[Goal of the exercise] Find each line with "title" and copy it.
___ Dataset excerpts
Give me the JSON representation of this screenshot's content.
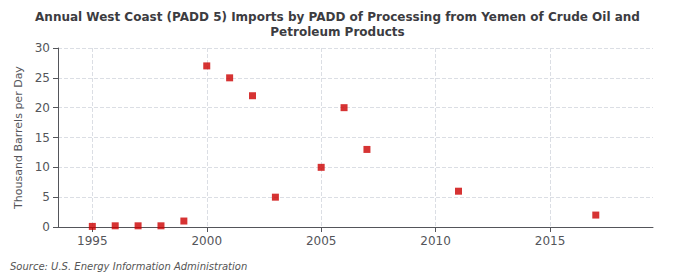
{
  "chart_data": {
    "type": "scatter",
    "title": "Annual West Coast (PADD 5) Imports by PADD of Processing from Yemen of Crude Oil and\nPetroleum Products",
    "ylabel": "Thousand Barrels per Day",
    "annotation": "Source: U.S. Energy Information Administration",
    "x": [
      1995,
      1996,
      1997,
      1998,
      1999,
      2000,
      2001,
      2002,
      2003,
      2005,
      2006,
      2007,
      2011,
      2017
    ],
    "values": [
      0.1,
      0.2,
      0.2,
      0.2,
      1.0,
      27.0,
      25.0,
      22.0,
      5.0,
      10.0,
      20.0,
      13.0,
      6.0,
      2.0
    ],
    "color": "#cc0000",
    "marker": "square",
    "xlim": [
      1993.5,
      2019.5
    ],
    "xticks": [
      1995,
      2000,
      2005,
      2010,
      2015
    ],
    "ylim": [
      0,
      30
    ],
    "yticks": [
      0,
      5,
      10,
      15,
      20,
      25,
      30
    ],
    "grid": true
  }
}
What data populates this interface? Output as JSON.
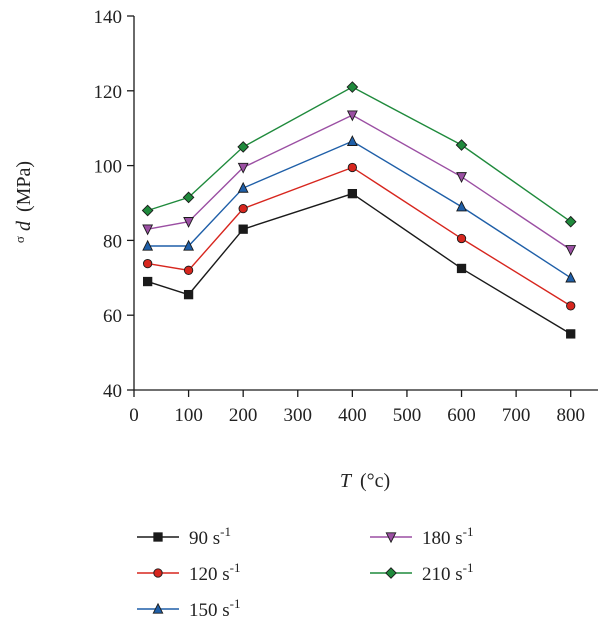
{
  "chart_data": {
    "type": "line",
    "title": "",
    "xlabel": "T (°c)",
    "xlabel_var": "T",
    "xlabel_unit": "(°c)",
    "ylabel": "σd (MPa)",
    "ylabel_sigma": "σ",
    "ylabel_var": "d",
    "ylabel_unit": "(MPa)",
    "xlim": [
      0,
      850
    ],
    "ylim": [
      40,
      140
    ],
    "xticks": [
      0,
      100,
      200,
      300,
      400,
      500,
      600,
      700,
      800
    ],
    "yticks": [
      40,
      60,
      80,
      100,
      120,
      140
    ],
    "grid": false,
    "legend_position": "bottom",
    "x": [
      25,
      100,
      200,
      400,
      600,
      800
    ],
    "series": [
      {
        "name": "90 s",
        "sup": "-1",
        "color": "#1a1a1a",
        "marker": "square",
        "values": [
          69,
          65.5,
          83,
          92.5,
          72.5,
          55
        ]
      },
      {
        "name": "120 s",
        "sup": "-1",
        "color": "#d7261e",
        "marker": "circle",
        "values": [
          73.8,
          72,
          88.5,
          99.5,
          80.5,
          62.5
        ]
      },
      {
        "name": "150 s",
        "sup": "-1",
        "color": "#1f5fa8",
        "marker": "triangle-up",
        "values": [
          78.5,
          78.5,
          94,
          106.5,
          89,
          70
        ]
      },
      {
        "name": "180 s",
        "sup": "-1",
        "color": "#9b4fa3",
        "marker": "triangle-down",
        "values": [
          83,
          85,
          99.5,
          113.5,
          97,
          77.5
        ]
      },
      {
        "name": "210 s",
        "sup": "-1",
        "color": "#1f8a3c",
        "marker": "diamond",
        "values": [
          88,
          91.5,
          105,
          121,
          105.5,
          85
        ]
      }
    ]
  }
}
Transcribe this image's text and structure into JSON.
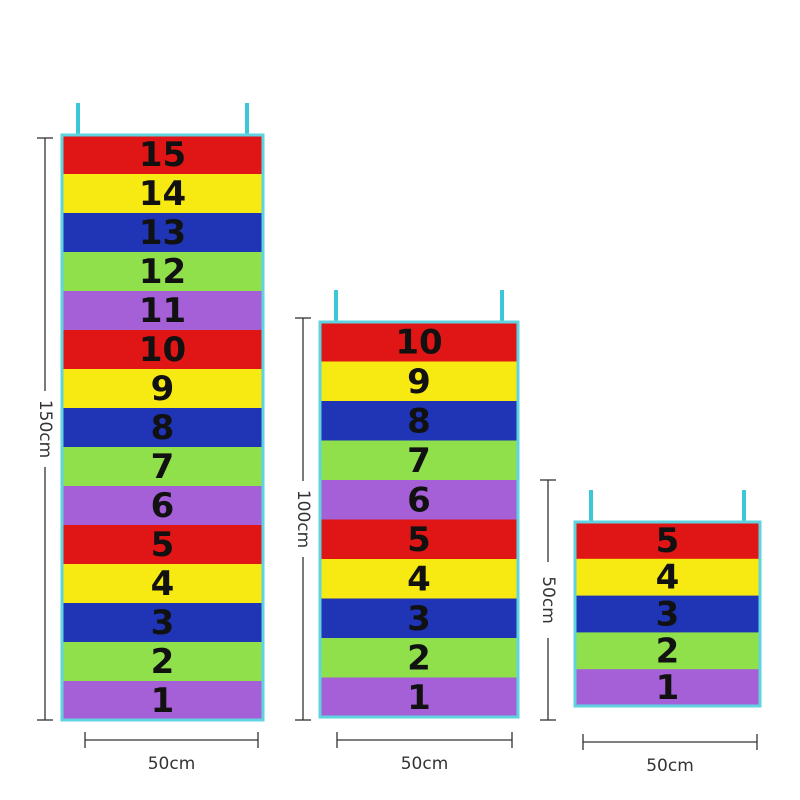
{
  "boards": [
    {
      "height_label": "150cm",
      "width_label": "50cm",
      "stripes": [
        "15",
        "14",
        "13",
        "12",
        "11",
        "10",
        "9",
        "8",
        "7",
        "6",
        "5",
        "4",
        "3",
        "2",
        "1"
      ]
    },
    {
      "height_label": "100cm",
      "width_label": "50cm",
      "stripes": [
        "10",
        "9",
        "8",
        "7",
        "6",
        "5",
        "4",
        "3",
        "2",
        "1"
      ]
    },
    {
      "height_label": "50cm",
      "width_label": "50cm",
      "stripes": [
        "5",
        "4",
        "3",
        "2",
        "1"
      ]
    }
  ]
}
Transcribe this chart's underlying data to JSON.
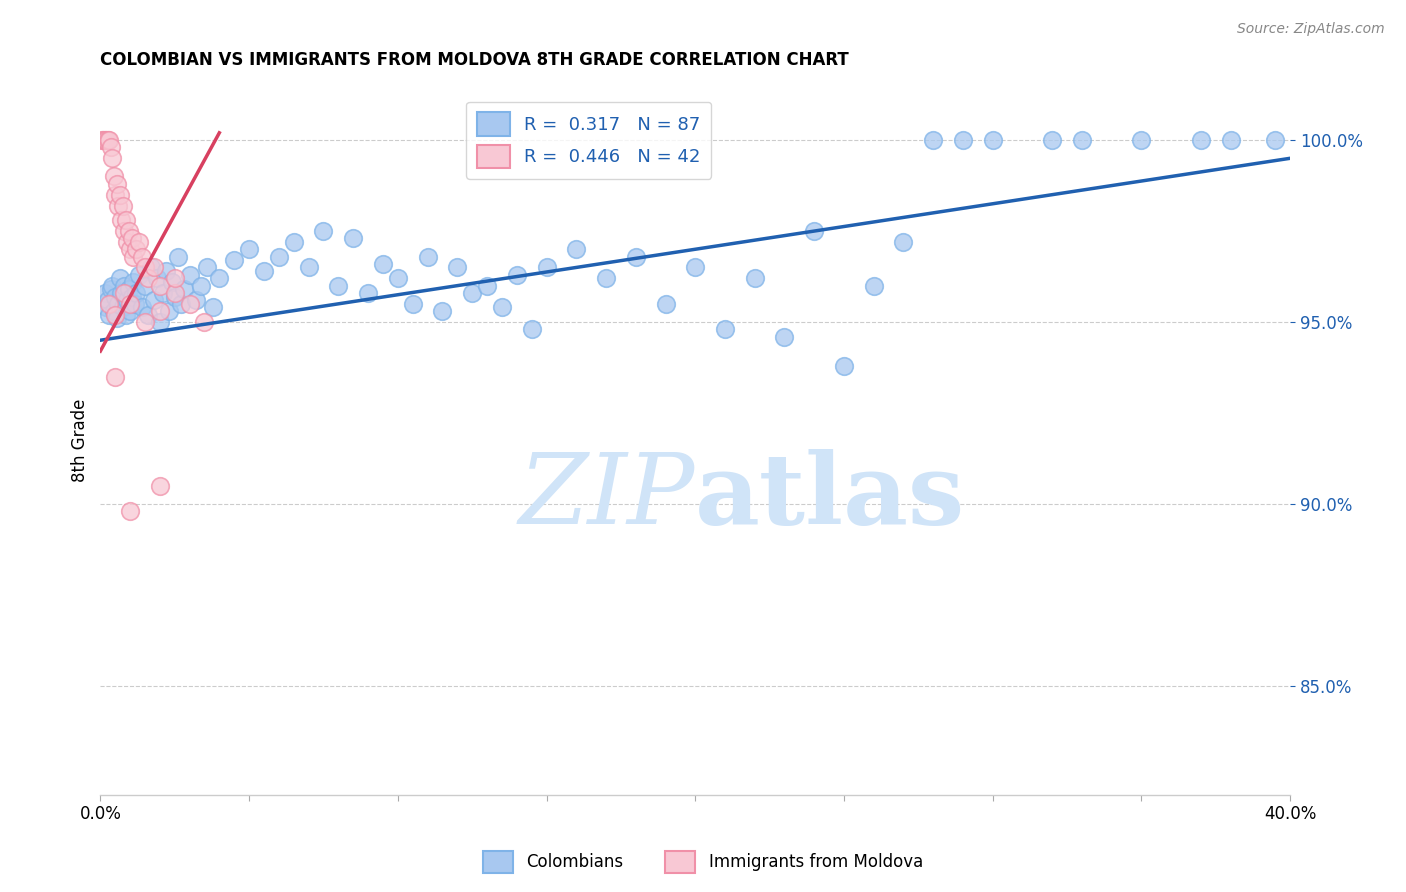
{
  "title": "COLOMBIAN VS IMMIGRANTS FROM MOLDOVA 8TH GRADE CORRELATION CHART",
  "source": "Source: ZipAtlas.com",
  "ylabel": "8th Grade",
  "xlim": [
    0.0,
    40.0
  ],
  "ylim": [
    82.0,
    101.5
  ],
  "yticks": [
    85.0,
    90.0,
    95.0,
    100.0
  ],
  "ytick_labels": [
    "85.0%",
    "90.0%",
    "95.0%",
    "100.0%"
  ],
  "xticks": [
    0.0,
    5.0,
    10.0,
    15.0,
    20.0,
    25.0,
    30.0,
    35.0,
    40.0
  ],
  "blue_R": "0.317",
  "blue_N": "87",
  "pink_R": "0.446",
  "pink_N": "42",
  "blue_color": "#a8c8f0",
  "blue_edge_color": "#7fb3e8",
  "pink_color": "#f8c8d4",
  "pink_edge_color": "#f090a8",
  "trendline_blue": "#2060b0",
  "trendline_pink": "#d84060",
  "watermark_color": "#d0e4f8",
  "legend_label_blue": "Colombians",
  "legend_label_pink": "Immigrants from Moldova",
  "blue_scatter": [
    [
      0.15,
      95.8
    ],
    [
      0.2,
      95.4
    ],
    [
      0.25,
      95.6
    ],
    [
      0.3,
      95.2
    ],
    [
      0.35,
      95.9
    ],
    [
      0.4,
      96.0
    ],
    [
      0.45,
      95.3
    ],
    [
      0.5,
      95.7
    ],
    [
      0.55,
      95.1
    ],
    [
      0.6,
      95.5
    ],
    [
      0.65,
      96.2
    ],
    [
      0.7,
      95.8
    ],
    [
      0.75,
      95.4
    ],
    [
      0.8,
      96.0
    ],
    [
      0.85,
      95.2
    ],
    [
      0.9,
      95.6
    ],
    [
      0.95,
      95.9
    ],
    [
      1.0,
      95.3
    ],
    [
      1.05,
      95.7
    ],
    [
      1.1,
      96.1
    ],
    [
      1.15,
      95.5
    ],
    [
      1.2,
      95.8
    ],
    [
      1.3,
      96.3
    ],
    [
      1.4,
      95.4
    ],
    [
      1.5,
      96.0
    ],
    [
      1.6,
      95.2
    ],
    [
      1.7,
      96.5
    ],
    [
      1.8,
      95.6
    ],
    [
      1.9,
      96.2
    ],
    [
      2.0,
      95.0
    ],
    [
      2.1,
      95.8
    ],
    [
      2.2,
      96.4
    ],
    [
      2.3,
      95.3
    ],
    [
      2.4,
      96.1
    ],
    [
      2.5,
      95.7
    ],
    [
      2.6,
      96.8
    ],
    [
      2.7,
      95.5
    ],
    [
      2.8,
      95.9
    ],
    [
      3.0,
      96.3
    ],
    [
      3.2,
      95.6
    ],
    [
      3.4,
      96.0
    ],
    [
      3.6,
      96.5
    ],
    [
      3.8,
      95.4
    ],
    [
      4.0,
      96.2
    ],
    [
      4.5,
      96.7
    ],
    [
      5.0,
      97.0
    ],
    [
      5.5,
      96.4
    ],
    [
      6.0,
      96.8
    ],
    [
      6.5,
      97.2
    ],
    [
      7.0,
      96.5
    ],
    [
      7.5,
      97.5
    ],
    [
      8.0,
      96.0
    ],
    [
      8.5,
      97.3
    ],
    [
      9.0,
      95.8
    ],
    [
      9.5,
      96.6
    ],
    [
      10.0,
      96.2
    ],
    [
      10.5,
      95.5
    ],
    [
      11.0,
      96.8
    ],
    [
      11.5,
      95.3
    ],
    [
      12.0,
      96.5
    ],
    [
      12.5,
      95.8
    ],
    [
      13.0,
      96.0
    ],
    [
      13.5,
      95.4
    ],
    [
      14.0,
      96.3
    ],
    [
      14.5,
      94.8
    ],
    [
      15.0,
      96.5
    ],
    [
      16.0,
      97.0
    ],
    [
      17.0,
      96.2
    ],
    [
      18.0,
      96.8
    ],
    [
      19.0,
      95.5
    ],
    [
      20.0,
      96.5
    ],
    [
      21.0,
      94.8
    ],
    [
      22.0,
      96.2
    ],
    [
      23.0,
      94.6
    ],
    [
      24.0,
      97.5
    ],
    [
      25.0,
      93.8
    ],
    [
      26.0,
      96.0
    ],
    [
      27.0,
      97.2
    ],
    [
      28.0,
      100.0
    ],
    [
      29.0,
      100.0
    ],
    [
      30.0,
      100.0
    ],
    [
      32.0,
      100.0
    ],
    [
      33.0,
      100.0
    ],
    [
      35.0,
      100.0
    ],
    [
      37.0,
      100.0
    ],
    [
      38.0,
      100.0
    ],
    [
      39.5,
      100.0
    ]
  ],
  "pink_scatter": [
    [
      0.05,
      100.0
    ],
    [
      0.1,
      100.0
    ],
    [
      0.15,
      100.0
    ],
    [
      0.2,
      100.0
    ],
    [
      0.25,
      100.0
    ],
    [
      0.3,
      100.0
    ],
    [
      0.35,
      99.8
    ],
    [
      0.4,
      99.5
    ],
    [
      0.45,
      99.0
    ],
    [
      0.5,
      98.5
    ],
    [
      0.55,
      98.8
    ],
    [
      0.6,
      98.2
    ],
    [
      0.65,
      98.5
    ],
    [
      0.7,
      97.8
    ],
    [
      0.75,
      98.2
    ],
    [
      0.8,
      97.5
    ],
    [
      0.85,
      97.8
    ],
    [
      0.9,
      97.2
    ],
    [
      0.95,
      97.5
    ],
    [
      1.0,
      97.0
    ],
    [
      1.05,
      97.3
    ],
    [
      1.1,
      96.8
    ],
    [
      1.2,
      97.0
    ],
    [
      1.3,
      97.2
    ],
    [
      1.4,
      96.8
    ],
    [
      1.5,
      96.5
    ],
    [
      1.6,
      96.2
    ],
    [
      1.8,
      96.5
    ],
    [
      2.0,
      96.0
    ],
    [
      2.5,
      95.8
    ],
    [
      3.0,
      95.5
    ],
    [
      0.3,
      95.5
    ],
    [
      0.5,
      95.2
    ],
    [
      0.8,
      95.8
    ],
    [
      1.0,
      95.5
    ],
    [
      1.5,
      95.0
    ],
    [
      2.0,
      95.3
    ],
    [
      2.5,
      96.2
    ],
    [
      1.0,
      89.8
    ],
    [
      2.0,
      90.5
    ],
    [
      0.5,
      93.5
    ],
    [
      3.5,
      95.0
    ]
  ],
  "blue_trend_x": [
    0.0,
    40.0
  ],
  "blue_trend_y": [
    94.5,
    99.5
  ],
  "pink_trend_x": [
    0.0,
    4.0
  ],
  "pink_trend_y": [
    94.2,
    100.2
  ]
}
______
[Solution]
    "title": "Annual West Coast (PADD 5) Imports by PADD of Processing from Yemen of Crude Oil and\nPetroleum Products",
    "title": "",
  "title": "COLOMBIAN VS IMMIGRANTS FROM MOLDOVA 8TH GRADE CORRELATION CHART",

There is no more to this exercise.